The records that follow are to be repeated without alteration.

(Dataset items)
----
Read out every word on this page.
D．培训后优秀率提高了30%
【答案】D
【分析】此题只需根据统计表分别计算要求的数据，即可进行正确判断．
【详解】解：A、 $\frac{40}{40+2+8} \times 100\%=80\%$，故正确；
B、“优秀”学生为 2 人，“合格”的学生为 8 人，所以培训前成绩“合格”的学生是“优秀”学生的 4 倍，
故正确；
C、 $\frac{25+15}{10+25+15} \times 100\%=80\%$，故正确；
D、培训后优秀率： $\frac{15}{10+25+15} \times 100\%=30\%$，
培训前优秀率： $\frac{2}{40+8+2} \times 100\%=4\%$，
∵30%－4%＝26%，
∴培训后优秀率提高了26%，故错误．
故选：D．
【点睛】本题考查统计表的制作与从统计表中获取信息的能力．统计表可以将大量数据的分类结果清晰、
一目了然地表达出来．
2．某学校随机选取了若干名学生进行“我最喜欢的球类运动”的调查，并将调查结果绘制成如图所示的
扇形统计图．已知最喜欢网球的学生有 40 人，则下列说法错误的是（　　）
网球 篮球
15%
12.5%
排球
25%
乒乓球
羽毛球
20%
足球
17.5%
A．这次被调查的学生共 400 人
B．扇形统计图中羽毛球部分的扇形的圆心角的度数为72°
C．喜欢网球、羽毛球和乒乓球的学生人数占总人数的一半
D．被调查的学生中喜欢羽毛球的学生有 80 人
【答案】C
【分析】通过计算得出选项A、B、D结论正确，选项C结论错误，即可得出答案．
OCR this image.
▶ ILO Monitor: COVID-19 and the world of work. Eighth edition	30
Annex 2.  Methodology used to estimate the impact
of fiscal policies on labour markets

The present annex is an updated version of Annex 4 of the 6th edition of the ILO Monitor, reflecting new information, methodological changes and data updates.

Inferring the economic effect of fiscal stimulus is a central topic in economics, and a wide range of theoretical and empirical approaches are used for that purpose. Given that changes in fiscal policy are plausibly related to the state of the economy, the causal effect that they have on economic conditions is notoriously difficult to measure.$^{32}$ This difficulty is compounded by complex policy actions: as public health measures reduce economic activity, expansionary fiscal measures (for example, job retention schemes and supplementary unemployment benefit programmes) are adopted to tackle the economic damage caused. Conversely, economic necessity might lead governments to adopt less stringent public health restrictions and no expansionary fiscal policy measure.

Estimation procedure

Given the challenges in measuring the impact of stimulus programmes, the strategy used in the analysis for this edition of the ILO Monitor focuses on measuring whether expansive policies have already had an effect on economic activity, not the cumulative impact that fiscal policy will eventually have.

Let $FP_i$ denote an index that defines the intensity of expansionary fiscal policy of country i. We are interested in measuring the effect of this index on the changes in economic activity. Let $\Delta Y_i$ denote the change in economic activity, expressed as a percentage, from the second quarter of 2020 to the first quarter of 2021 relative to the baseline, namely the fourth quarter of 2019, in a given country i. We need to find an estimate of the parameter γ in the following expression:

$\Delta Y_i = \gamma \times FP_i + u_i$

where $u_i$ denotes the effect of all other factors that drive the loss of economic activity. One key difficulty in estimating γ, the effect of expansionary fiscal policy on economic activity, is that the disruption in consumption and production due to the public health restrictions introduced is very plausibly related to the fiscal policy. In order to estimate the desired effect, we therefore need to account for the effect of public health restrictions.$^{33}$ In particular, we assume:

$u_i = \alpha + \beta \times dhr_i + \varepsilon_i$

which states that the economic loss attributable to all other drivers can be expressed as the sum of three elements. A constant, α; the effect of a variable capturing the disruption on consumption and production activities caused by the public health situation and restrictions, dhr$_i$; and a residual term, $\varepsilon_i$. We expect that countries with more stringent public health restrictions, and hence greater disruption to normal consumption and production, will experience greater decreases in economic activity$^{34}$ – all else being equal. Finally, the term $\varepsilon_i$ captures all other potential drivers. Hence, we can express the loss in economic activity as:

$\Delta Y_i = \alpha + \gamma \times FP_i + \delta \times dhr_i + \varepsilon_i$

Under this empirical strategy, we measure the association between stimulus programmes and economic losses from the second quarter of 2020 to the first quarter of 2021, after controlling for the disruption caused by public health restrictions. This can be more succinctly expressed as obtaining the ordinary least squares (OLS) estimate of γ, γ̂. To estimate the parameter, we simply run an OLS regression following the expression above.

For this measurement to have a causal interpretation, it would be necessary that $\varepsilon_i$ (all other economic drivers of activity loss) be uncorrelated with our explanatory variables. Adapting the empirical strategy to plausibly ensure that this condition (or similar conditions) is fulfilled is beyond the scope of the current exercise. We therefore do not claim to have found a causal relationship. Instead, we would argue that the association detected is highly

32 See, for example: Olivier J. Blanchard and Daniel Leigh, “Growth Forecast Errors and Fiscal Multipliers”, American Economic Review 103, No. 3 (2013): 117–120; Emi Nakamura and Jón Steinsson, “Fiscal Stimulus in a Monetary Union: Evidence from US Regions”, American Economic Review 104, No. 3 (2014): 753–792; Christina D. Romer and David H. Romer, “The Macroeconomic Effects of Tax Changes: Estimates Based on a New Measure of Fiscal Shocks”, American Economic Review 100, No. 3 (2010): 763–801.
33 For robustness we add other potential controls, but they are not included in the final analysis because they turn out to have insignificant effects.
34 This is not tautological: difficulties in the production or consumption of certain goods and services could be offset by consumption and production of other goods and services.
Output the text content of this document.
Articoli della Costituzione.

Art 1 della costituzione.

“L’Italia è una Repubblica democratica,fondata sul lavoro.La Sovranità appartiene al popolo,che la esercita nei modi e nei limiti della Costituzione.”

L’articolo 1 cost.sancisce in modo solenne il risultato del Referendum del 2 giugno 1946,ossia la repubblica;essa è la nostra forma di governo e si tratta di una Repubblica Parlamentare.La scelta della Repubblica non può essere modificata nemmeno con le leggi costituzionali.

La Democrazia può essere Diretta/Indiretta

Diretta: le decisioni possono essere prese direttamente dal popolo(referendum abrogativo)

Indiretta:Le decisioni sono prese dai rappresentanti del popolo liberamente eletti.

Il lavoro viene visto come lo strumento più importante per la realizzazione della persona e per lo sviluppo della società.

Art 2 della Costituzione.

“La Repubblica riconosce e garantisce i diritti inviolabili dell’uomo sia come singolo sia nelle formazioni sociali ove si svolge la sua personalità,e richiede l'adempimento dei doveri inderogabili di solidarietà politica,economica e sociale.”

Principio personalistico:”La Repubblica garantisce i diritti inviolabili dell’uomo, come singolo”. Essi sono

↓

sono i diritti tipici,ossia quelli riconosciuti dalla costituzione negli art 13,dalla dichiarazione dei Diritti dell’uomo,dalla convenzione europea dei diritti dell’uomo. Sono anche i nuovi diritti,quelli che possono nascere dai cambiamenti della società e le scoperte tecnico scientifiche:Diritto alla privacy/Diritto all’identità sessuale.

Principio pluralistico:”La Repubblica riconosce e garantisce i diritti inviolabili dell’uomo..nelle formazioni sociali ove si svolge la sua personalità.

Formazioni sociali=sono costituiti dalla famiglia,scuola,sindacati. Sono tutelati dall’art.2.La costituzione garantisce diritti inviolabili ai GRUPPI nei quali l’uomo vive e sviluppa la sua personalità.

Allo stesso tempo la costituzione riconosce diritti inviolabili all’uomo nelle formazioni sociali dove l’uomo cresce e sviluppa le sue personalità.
----
◆ Exercise result
Read out every word on this page.
D．培训后优秀率提高了30%
【答案】D
【分析】此题只需根据统计表分别计算要求的数据，即可进行正确判断．
【详解】解：A、 $\frac{40}{40+2+8} \times 100\%=80\%$，故正确；
B、“优秀”学生为 2 人，“合格”的学生为 8 人，所以培训前成绩“合格”的学生是“优秀”学生的 4 倍，
故正确；
C、 $\frac{25+15}{10+25+15} \times 100\%=80\%$，故正确；
D、培训后优秀率： $\frac{15}{10+25+15} \times 100\%=30\%$，
培训前优秀率： $\frac{2}{40+8+2} \times 100\%=4\%$，
∵30%－4%＝26%，
∴培训后优秀率提高了26%，故错误．
故选：D．
【点睛】本题考查统计表的制作与从统计表中获取信息的能力．统计表可以将大量数据的分类结果清晰、
一目了然地表达出来．
2．某学校随机选取了若干名学生进行“我最喜欢的球类运动”的调查，并将调查结果绘制成如图所示的
扇形统计图．已知最喜欢网球的学生有 40 人，则下列说法错误的是（　　）
网球 篮球
15%
12.5%
排球
25%
乒乓球
羽毛球
20%
足球
17.5%
A．这次被调查的学生共 400 人
B．扇形统计图中羽毛球部分的扇形的圆心角的度数为72°
C．喜欢网球、羽毛球和乒乓球的学生人数占总人数的一半
D．被调查的学生中喜欢羽毛球的学生有 80 人
【答案】C
【分析】通过计算得出选项A、B、D结论正确，选项C结论错误，即可得出答案．
OCR this image.
▶ ILO Monitor: COVID-19 and the world of work. Eighth edition	30
Annex 2.  Methodology used to estimate the impact
of fiscal policies on labour markets

The present annex is an updated version of Annex 4 of the 6th edition of the ILO Monitor, reflecting new information, methodological changes and data updates.

Inferring the economic effect of fiscal stimulus is a central topic in economics, and a wide range of theoretical and empirical approaches are used for that purpose. Given that changes in fiscal policy are plausibly related to the state of the economy, the causal effect that they have on economic conditions is notoriously difficult to measure.$^{32}$ This difficulty is compounded by complex policy actions: as public health measures reduce economic activity, expansionary fiscal measures (for example, job retention schemes and supplementary unemployment benefit programmes) are adopted to tackle the economic damage caused. Conversely, economic necessity might lead governments to adopt less stringent public health restrictions and no expansionary fiscal policy measure.

Estimation procedure

Given the challenges in measuring the impact of stimulus programmes, the strategy used in the analysis for this edition of the ILO Monitor focuses on measuring whether expansive policies have already had an effect on economic activity, not the cumulative impact that fiscal policy will eventually have.

Let $FP_i$ denote an index that defines the intensity of expansionary fiscal policy of country i. We are interested in measuring the effect of this index on the changes in economic activity. Let $\Delta Y_i$ denote the change in economic activity, expressed as a percentage, from the second quarter of 2020 to the first quarter of 2021 relative to the baseline, namely the fourth quarter of 2019, in a given country i. We need to find an estimate of the parameter γ in the following expression:

$\Delta Y_i = \gamma \times FP_i + u_i$

where $u_i$ denotes the effect of all other factors that drive the loss of economic activity. One key difficulty in estimating γ, the effect of expansionary fiscal policy on economic activity, is that the disruption in consumption and production due to the public health restrictions introduced is very plausibly related to the fiscal policy. In order to estimate the desired effect, we therefore need to account for the effect of public health restrictions.$^{33}$ In particular, we assume:

$u_i = \alpha + \beta \times dhr_i + \varepsilon_i$

which states that the economic loss attributable to all other drivers can be expressed as the sum of three elements. A constant, α; the effect of a variable capturing the disruption on consumption and production activities caused by the public health situation and restrictions, dhr$_i$; and a residual term, $\varepsilon_i$. We expect that countries with more stringent public health restrictions, and hence greater disruption to normal consumption and production, will experience greater decreases in economic activity$^{34}$ – all else being equal. Finally, the term $\varepsilon_i$ captures all other potential drivers. Hence, we can express the loss in economic activity as:

$\Delta Y_i = \alpha + \gamma \times FP_i + \delta \times dhr_i + \varepsilon_i$

Under this empirical strategy, we measure the association between stimulus programmes and economic losses from the second quarter of 2020 to the first quarter of 2021, after controlling for the disruption caused by public health restrictions. This can be more succinctly expressed as obtaining the ordinary least squares (OLS) estimate of γ, γ̂. To estimate the parameter, we simply run an OLS regression following the expression above.

For this measurement to have a causal interpretation, it would be necessary that $\varepsilon_i$ (all other economic drivers of activity loss) be uncorrelated with our explanatory variables. Adapting the empirical strategy to plausibly ensure that this condition (or similar conditions) is fulfilled is beyond the scope of the current exercise. We therefore do not claim to have found a causal relationship. Instead, we would argue that the association detected is highly

32 See, for example: Olivier J. Blanchard and Daniel Leigh, “Growth Forecast Errors and Fiscal Multipliers”, American Economic Review 103, No. 3 (2013): 117–120; Emi Nakamura and Jón Steinsson, “Fiscal Stimulus in a Monetary Union: Evidence from US Regions”, American Economic Review 104, No. 3 (2014): 753–792; Christina D. Romer and David H. Romer, “The Macroeconomic Effects of Tax Changes: Estimates Based on a New Measure of Fiscal Shocks”, American Economic Review 100, No. 3 (2010): 763–801.
33 For robustness we add other potential controls, but they are not included in the final analysis because they turn out to have insignificant effects.
34 This is not tautological: difficulties in the production or consumption of certain goods and services could be offset by consumption and production of other goods and services.
Output the text content of this document.
Articoli della Costituzione.

Art 1 della costituzione.

“L’Italia è una Repubblica democratica,fondata sul lavoro.La Sovranità appartiene al popolo,che la esercita nei modi e nei limiti della Costituzione.”

L’articolo 1 cost.sancisce in modo solenne il risultato del Referendum del 2 giugno 1946,ossia la repubblica;essa è la nostra forma di governo e si tratta di una Repubblica Parlamentare.La scelta della Repubblica non può essere modificata nemmeno con le leggi costituzionali.

La Democrazia può essere Diretta/Indiretta

Diretta: le decisioni possono essere prese direttamente dal popolo(referendum abrogativo)

Indiretta:Le decisioni sono prese dai rappresentanti del popolo liberamente eletti.

Il lavoro viene visto come lo strumento più importante per la realizzazione della persona e per lo sviluppo della società.

Art 2 della Costituzione.

“La Repubblica riconosce e garantisce i diritti inviolabili dell’uomo sia come singolo sia nelle formazioni sociali ove si svolge la sua personalità,e richiede l'adempimento dei doveri inderogabili di solidarietà politica,economica e sociale.”

Principio personalistico:”La Repubblica garantisce i diritti inviolabili dell’uomo, come singolo”. Essi sono

↓

sono i diritti tipici,ossia quelli riconosciuti dalla costituzione negli art 13,dalla dichiarazione dei Diritti dell’uomo,dalla convenzione europea dei diritti dell’uomo. Sono anche i nuovi diritti,quelli che possono nascere dai cambiamenti della società e le scoperte tecnico scientifiche:Diritto alla privacy/Diritto all’identità sessuale.

Principio pluralistico:”La Repubblica riconosce e garantisce i diritti inviolabili dell’uomo..nelle formazioni sociali ove si svolge la sua personalità.

Formazioni sociali=sono costituiti dalla famiglia,scuola,sindacati. Sono tutelati dall’art.2.La costituzione garantisce diritti inviolabili ai GRUPPI nei quali l’uomo vive e sviluppa la sua personalità.

Allo stesso tempo la costituzione riconosce diritti inviolabili all’uomo nelle formazioni sociali dove l’uomo cresce e sviluppa le sue personalità.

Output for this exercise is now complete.